### Exercise requirements
The entries below are to be repeated exactly as they stand.

### Records shown
- - - -

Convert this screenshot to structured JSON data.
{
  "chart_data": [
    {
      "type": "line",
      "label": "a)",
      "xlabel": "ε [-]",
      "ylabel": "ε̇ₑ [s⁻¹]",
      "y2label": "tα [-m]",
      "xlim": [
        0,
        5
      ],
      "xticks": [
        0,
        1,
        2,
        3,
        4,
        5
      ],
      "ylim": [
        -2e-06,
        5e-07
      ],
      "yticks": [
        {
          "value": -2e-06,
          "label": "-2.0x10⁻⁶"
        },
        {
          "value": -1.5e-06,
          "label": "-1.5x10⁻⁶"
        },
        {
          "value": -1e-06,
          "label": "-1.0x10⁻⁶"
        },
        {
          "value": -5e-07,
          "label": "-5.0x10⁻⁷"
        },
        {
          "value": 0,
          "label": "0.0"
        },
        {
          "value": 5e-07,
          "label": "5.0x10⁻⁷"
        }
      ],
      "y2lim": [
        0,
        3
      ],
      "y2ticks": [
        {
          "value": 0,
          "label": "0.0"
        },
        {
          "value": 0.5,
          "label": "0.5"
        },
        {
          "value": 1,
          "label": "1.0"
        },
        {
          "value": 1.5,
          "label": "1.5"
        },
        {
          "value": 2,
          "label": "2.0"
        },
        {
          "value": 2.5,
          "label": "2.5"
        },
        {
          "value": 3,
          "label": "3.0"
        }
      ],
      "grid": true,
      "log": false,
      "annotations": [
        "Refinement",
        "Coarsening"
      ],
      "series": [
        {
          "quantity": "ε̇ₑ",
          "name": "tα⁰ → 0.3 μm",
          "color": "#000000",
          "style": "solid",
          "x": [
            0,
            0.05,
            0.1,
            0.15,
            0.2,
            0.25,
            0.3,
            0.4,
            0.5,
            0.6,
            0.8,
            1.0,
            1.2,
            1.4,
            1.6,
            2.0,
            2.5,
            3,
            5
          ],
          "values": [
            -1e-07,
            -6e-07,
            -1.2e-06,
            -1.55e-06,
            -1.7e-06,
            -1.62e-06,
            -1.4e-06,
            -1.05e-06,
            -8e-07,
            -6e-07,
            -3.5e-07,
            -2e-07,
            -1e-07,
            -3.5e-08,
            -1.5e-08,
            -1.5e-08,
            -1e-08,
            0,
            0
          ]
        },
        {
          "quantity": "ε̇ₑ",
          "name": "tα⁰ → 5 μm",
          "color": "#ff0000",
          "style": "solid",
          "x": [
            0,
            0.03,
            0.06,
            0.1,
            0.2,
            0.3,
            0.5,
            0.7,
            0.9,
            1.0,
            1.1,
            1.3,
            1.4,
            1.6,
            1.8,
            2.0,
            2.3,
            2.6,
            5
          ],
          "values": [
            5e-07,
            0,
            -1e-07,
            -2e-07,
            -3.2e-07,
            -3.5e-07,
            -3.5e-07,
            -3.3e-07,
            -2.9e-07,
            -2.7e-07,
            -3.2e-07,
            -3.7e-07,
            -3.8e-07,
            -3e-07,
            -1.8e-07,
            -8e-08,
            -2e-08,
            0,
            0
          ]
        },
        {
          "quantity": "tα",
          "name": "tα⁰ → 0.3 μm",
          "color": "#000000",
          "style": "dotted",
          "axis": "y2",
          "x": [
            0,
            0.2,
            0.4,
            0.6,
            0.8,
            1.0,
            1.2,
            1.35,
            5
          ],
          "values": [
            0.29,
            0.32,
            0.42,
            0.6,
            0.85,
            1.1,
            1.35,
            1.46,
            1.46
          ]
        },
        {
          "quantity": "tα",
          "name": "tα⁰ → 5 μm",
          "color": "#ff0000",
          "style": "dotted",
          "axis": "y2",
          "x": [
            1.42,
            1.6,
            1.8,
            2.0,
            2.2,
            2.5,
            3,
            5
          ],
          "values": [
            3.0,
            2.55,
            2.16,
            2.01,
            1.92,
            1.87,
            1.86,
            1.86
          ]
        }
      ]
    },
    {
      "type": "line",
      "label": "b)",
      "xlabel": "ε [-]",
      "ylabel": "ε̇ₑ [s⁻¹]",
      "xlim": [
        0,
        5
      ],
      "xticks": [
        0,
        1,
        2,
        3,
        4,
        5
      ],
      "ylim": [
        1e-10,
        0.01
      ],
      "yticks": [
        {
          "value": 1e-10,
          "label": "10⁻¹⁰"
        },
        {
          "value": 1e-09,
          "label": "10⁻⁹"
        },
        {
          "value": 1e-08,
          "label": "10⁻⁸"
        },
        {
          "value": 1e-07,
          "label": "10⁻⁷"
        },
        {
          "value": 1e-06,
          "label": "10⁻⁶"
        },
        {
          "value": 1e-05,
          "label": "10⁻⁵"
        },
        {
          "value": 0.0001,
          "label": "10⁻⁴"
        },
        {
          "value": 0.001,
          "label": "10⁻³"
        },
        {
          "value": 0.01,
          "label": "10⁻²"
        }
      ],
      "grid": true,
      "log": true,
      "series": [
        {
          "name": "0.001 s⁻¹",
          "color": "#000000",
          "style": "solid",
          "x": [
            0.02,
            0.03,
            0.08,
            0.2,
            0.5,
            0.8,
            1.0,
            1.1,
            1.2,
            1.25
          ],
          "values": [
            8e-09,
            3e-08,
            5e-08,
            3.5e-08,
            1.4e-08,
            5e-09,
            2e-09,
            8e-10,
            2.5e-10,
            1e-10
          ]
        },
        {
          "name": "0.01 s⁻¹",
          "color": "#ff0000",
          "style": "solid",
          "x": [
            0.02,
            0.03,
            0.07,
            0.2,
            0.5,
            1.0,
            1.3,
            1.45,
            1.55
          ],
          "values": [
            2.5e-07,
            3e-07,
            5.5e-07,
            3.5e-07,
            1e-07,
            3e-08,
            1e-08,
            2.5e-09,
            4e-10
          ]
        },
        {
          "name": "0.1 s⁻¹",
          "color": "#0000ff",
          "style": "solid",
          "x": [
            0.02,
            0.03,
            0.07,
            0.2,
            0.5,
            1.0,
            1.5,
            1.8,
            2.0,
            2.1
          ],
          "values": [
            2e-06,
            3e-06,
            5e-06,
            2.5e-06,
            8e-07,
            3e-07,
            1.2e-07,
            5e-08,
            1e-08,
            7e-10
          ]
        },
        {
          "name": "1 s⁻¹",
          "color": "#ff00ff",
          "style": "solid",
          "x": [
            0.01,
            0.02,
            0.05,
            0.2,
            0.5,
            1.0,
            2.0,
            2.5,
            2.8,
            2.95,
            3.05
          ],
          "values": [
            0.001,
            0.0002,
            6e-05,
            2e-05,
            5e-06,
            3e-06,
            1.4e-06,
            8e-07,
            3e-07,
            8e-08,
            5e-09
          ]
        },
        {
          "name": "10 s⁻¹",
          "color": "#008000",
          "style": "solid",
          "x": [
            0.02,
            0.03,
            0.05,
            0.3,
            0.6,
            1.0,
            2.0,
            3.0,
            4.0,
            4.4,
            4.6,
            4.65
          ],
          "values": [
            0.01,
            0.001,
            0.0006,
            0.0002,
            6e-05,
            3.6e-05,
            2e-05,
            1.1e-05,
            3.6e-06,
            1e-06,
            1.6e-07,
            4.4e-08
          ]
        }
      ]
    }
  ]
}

- - - -

### Expected answer
Convert this screenshot to structured JSON data.
{
  "chart_data": [
    {
      "type": "line",
      "label": "a)",
      "xlabel": "ε [-]",
      "ylabel": "ε̇ₑ [s⁻¹]",
      "y2label": "tα [-m]",
      "xlim": [
        0,
        5
      ],
      "xticks": [
        0,
        1,
        2,
        3,
        4,
        5
      ],
      "ylim": [
        -2e-06,
        5e-07
      ],
      "yticks": [
        {
          "value": -2e-06,
          "label": "-2.0x10⁻⁶"
        },
        {
          "value": -1.5e-06,
          "label": "-1.5x10⁻⁶"
        },
        {
          "value": -1e-06,
          "label": "-1.0x10⁻⁶"
        },
        {
          "value": -5e-07,
          "label": "-5.0x10⁻⁷"
        },
        {
          "value": 0,
          "label": "0.0"
        },
        {
          "value": 5e-07,
          "label": "5.0x10⁻⁷"
        }
      ],
      "y2lim": [
        0,
        3
      ],
      "y2ticks": [
        {
          "value": 0,
          "label": "0.0"
        },
        {
          "value": 0.5,
          "label": "0.5"
        },
        {
          "value": 1,
          "label": "1.0"
        },
        {
          "value": 1.5,
          "label": "1.5"
        },
        {
          "value": 2,
          "label": "2.0"
        },
        {
          "value": 2.5,
          "label": "2.5"
        },
        {
          "value": 3,
          "label": "3.0"
        }
      ],
      "grid": true,
      "log": false,
      "annotations": [
        "Refinement",
        "Coarsening"
      ],
      "series": [
        {
          "quantity": "ε̇ₑ",
          "name": "tα⁰ → 0.3 μm",
          "color": "#000000",
          "style": "solid",
          "x": [
            0,
            0.05,
            0.1,
            0.15,
            0.2,
            0.25,
            0.3,
            0.4,
            0.5,
            0.6,
            0.8,
            1.0,
            1.2,
            1.4,
            1.6,
            2.0,
            2.5,
            3,
            5
          ],
          "values": [
            -1e-07,
            -6e-07,
            -1.2e-06,
            -1.55e-06,
            -1.7e-06,
            -1.62e-06,
            -1.4e-06,
            -1.05e-06,
            -8e-07,
            -6e-07,
            -3.5e-07,
            -2e-07,
            -1e-07,
            -3.5e-08,
            -1.5e-08,
            -1.5e-08,
            -1e-08,
            0,
            0
          ]
        },
        {
          "quantity": "ε̇ₑ",
          "name": "tα⁰ → 5 μm",
          "color": "#ff0000",
          "style": "solid",
          "x": [
            0,
            0.03,
            0.06,
            0.1,
            0.2,
            0.3,
            0.5,
            0.7,
            0.9,
            1.0,
            1.1,
            1.3,
            1.4,
            1.6,
            1.8,
            2.0,
            2.3,
            2.6,
            5
          ],
          "values": [
            5e-07,
            0,
            -1e-07,
            -2e-07,
            -3.2e-07,
            -3.5e-07,
            -3.5e-07,
            -3.3e-07,
            -2.9e-07,
            -2.7e-07,
            -3.2e-07,
            -3.7e-07,
            -3.8e-07,
            -3e-07,
            -1.8e-07,
            -8e-08,
            -2e-08,
            0,
            0
          ]
        },
        {
          "quantity": "tα",
          "name": "tα⁰ → 0.3 μm",
          "color": "#000000",
          "style": "dotted",
          "axis": "y2",
          "x": [
            0,
            0.2,
            0.4,
            0.6,
            0.8,
            1.0,
            1.2,
            1.35,
            5
          ],
          "values": [
            0.29,
            0.32,
            0.42,
            0.6,
            0.85,
            1.1,
            1.35,
            1.46,
            1.46
          ]
        },
        {
          "quantity": "tα",
          "name": "tα⁰ → 5 μm",
          "color": "#ff0000",
          "style": "dotted",
          "axis": "y2",
          "x": [
            1.42,
            1.6,
            1.8,
            2.0,
            2.2,
            2.5,
            3,
            5
          ],
          "values": [
            3.0,
            2.55,
            2.16,
            2.01,
            1.92,
            1.87,
            1.86,
            1.86
          ]
        }
      ]
    },
    {
      "type": "line",
      "label": "b)",
      "xlabel": "ε [-]",
      "ylabel": "ε̇ₑ [s⁻¹]",
      "xlim": [
        0,
        5
      ],
      "xticks": [
        0,
        1,
        2,
        3,
        4,
        5
      ],
      "ylim": [
        1e-10,
        0.01
      ],
      "yticks": [
        {
          "value": 1e-10,
          "label": "10⁻¹⁰"
        },
        {
          "value": 1e-09,
          "label": "10⁻⁹"
        },
        {
          "value": 1e-08,
          "label": "10⁻⁸"
        },
        {
          "value": 1e-07,
          "label": "10⁻⁷"
        },
        {
          "value": 1e-06,
          "label": "10⁻⁶"
        },
        {
          "value": 1e-05,
          "label": "10⁻⁵"
        },
        {
          "value": 0.0001,
          "label": "10⁻⁴"
        },
        {
          "value": 0.001,
          "label": "10⁻³"
        },
        {
          "value": 0.01,
          "label": "10⁻²"
        }
      ],
      "grid": true,
      "log": true,
      "series": [
        {
          "name": "0.001 s⁻¹",
          "color": "#000000",
          "style": "solid",
          "x": [
            0.02,
            0.03,
            0.08,
            0.2,
            0.5,
            0.8,
            1.0,
            1.1,
            1.2,
            1.25
          ],
          "values": [
            8e-09,
            3e-08,
            5e-08,
            3.5e-08,
            1.4e-08,
            5e-09,
            2e-09,
            8e-10,
            2.5e-10,
            1e-10
          ]
        },
        {
          "name": "0.01 s⁻¹",
          "color": "#ff0000",
          "style": "solid",
          "x": [
            0.02,
            0.03,
            0.07,
            0.2,
            0.5,
            1.0,
            1.3,
            1.45,
            1.55
          ],
          "values": [
            2.5e-07,
            3e-07,
            5.5e-07,
            3.5e-07,
            1e-07,
            3e-08,
            1e-08,
            2.5e-09,
            4e-10
          ]
        },
        {
          "name": "0.1 s⁻¹",
          "color": "#0000ff",
          "style": "solid",
          "x": [
            0.02,
            0.03,
            0.07,
            0.2,
            0.5,
            1.0,
            1.5,
            1.8,
            2.0,
            2.1
          ],
          "values": [
            2e-06,
            3e-06,
            5e-06,
            2.5e-06,
            8e-07,
            3e-07,
            1.2e-07,
            5e-08,
            1e-08,
            7e-10
          ]
        },
        {
          "name": "1 s⁻¹",
          "color": "#ff00ff",
          "style": "solid",
          "x": [
            0.01,
            0.02,
            0.05,
            0.2,
            0.5,
            1.0,
            2.0,
            2.5,
            2.8,
            2.95,
            3.05
          ],
          "values": [
            0.001,
            0.0002,
            6e-05,
            2e-05,
            5e-06,
            3e-06,
            1.4e-06,
            8e-07,
            3e-07,
            8e-08,
            5e-09
          ]
        },
        {
          "name": "10 s⁻¹",
          "color": "#008000",
          "style": "solid",
          "x": [
            0.02,
            0.03,
            0.05,
            0.3,
            0.6,
            1.0,
            2.0,
            3.0,
            4.0,
            4.4,
            4.6,
            4.65
          ],
          "values": [
            0.01,
            0.001,
            0.0006,
            0.0002,
            6e-05,
            3.6e-05,
            2e-05,
            1.1e-05,
            3.6e-06,
            1e-06,
            1.6e-07,
            4.4e-08
          ]
        }
      ]
    }
  ]
}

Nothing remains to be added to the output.